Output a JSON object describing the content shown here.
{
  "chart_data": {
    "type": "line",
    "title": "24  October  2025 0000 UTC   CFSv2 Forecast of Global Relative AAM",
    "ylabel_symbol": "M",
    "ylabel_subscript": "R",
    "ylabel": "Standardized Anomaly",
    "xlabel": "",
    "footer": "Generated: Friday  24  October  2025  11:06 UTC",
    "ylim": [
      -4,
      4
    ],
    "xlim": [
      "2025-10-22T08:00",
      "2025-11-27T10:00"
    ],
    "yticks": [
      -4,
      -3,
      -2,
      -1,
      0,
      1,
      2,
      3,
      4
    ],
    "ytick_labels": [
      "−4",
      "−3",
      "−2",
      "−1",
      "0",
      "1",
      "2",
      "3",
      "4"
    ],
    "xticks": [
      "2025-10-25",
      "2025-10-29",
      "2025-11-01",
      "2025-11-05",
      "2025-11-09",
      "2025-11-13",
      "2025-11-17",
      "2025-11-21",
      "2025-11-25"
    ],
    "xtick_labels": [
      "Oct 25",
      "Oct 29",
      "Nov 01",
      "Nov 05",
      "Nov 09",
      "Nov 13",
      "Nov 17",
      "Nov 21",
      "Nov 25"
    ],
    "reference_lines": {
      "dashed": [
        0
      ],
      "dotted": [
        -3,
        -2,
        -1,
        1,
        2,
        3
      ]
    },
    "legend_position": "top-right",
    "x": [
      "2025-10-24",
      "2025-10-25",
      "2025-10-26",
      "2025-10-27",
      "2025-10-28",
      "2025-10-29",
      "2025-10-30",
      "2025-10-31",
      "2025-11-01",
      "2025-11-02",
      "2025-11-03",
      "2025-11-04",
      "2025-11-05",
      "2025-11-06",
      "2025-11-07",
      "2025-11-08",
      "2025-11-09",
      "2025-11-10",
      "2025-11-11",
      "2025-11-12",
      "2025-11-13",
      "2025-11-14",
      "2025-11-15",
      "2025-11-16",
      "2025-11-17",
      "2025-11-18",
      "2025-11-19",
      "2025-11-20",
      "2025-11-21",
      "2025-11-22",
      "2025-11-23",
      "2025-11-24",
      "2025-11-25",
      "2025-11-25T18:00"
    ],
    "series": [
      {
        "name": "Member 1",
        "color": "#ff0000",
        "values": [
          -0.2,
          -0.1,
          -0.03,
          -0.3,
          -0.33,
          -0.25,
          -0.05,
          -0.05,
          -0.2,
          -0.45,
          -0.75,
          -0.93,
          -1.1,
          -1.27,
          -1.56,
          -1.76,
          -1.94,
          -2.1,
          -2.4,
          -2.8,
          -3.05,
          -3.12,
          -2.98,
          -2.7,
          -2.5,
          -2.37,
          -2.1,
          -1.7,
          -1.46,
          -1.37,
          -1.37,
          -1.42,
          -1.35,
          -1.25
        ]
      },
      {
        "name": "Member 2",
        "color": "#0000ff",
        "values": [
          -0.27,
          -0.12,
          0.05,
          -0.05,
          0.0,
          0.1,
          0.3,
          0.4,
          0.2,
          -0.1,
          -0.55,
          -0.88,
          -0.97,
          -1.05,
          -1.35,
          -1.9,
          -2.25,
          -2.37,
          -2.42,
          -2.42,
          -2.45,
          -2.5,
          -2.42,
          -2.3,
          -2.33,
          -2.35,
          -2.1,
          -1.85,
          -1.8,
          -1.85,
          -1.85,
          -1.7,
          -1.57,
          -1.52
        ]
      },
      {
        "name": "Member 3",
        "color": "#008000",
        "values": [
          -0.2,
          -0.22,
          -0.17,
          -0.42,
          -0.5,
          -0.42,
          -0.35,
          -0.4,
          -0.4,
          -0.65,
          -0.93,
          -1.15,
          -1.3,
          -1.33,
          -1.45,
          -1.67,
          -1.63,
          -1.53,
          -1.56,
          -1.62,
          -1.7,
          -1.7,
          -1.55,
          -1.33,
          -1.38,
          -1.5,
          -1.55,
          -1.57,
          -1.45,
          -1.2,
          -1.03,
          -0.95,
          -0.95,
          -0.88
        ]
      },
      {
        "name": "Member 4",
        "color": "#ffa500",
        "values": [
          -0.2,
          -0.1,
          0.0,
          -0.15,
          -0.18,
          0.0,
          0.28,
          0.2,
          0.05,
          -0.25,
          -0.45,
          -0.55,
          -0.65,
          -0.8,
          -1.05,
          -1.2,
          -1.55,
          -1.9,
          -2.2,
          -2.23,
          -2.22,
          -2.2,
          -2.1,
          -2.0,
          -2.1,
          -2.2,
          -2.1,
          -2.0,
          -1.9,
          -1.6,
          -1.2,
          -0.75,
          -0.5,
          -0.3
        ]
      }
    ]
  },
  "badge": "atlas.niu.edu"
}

■ **Short task**
Select and copy every line of the listing with the word "name".

■ **Answer for the task**
        "name": "Member 1",
        "name": "Member 2",
        "name": "Member 3",
        "name": "Member 4",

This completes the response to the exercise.